*RECORDS PROVIDED*.
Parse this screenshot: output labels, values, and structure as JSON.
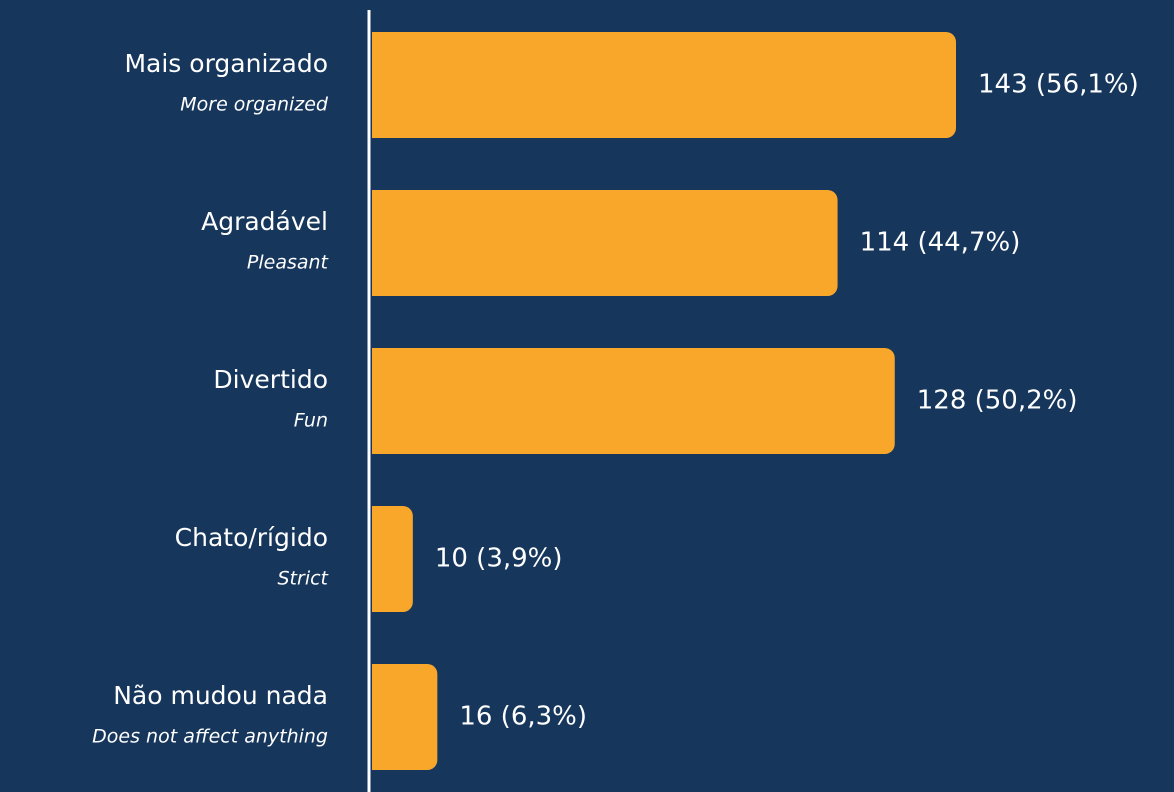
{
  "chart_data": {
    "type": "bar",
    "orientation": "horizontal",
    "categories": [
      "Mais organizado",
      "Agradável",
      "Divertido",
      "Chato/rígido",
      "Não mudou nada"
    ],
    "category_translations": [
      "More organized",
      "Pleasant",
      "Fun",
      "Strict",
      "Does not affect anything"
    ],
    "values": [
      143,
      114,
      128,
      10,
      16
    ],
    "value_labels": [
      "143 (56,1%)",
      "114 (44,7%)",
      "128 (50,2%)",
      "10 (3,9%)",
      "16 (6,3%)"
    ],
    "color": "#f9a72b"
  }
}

*GOAL OF THE EXERCISE*. Go through the records. Copy each line where "values" appears.

*THE ANSWER*.
Parse this screenshot: output labels, values, and structure as JSON.
    "values": [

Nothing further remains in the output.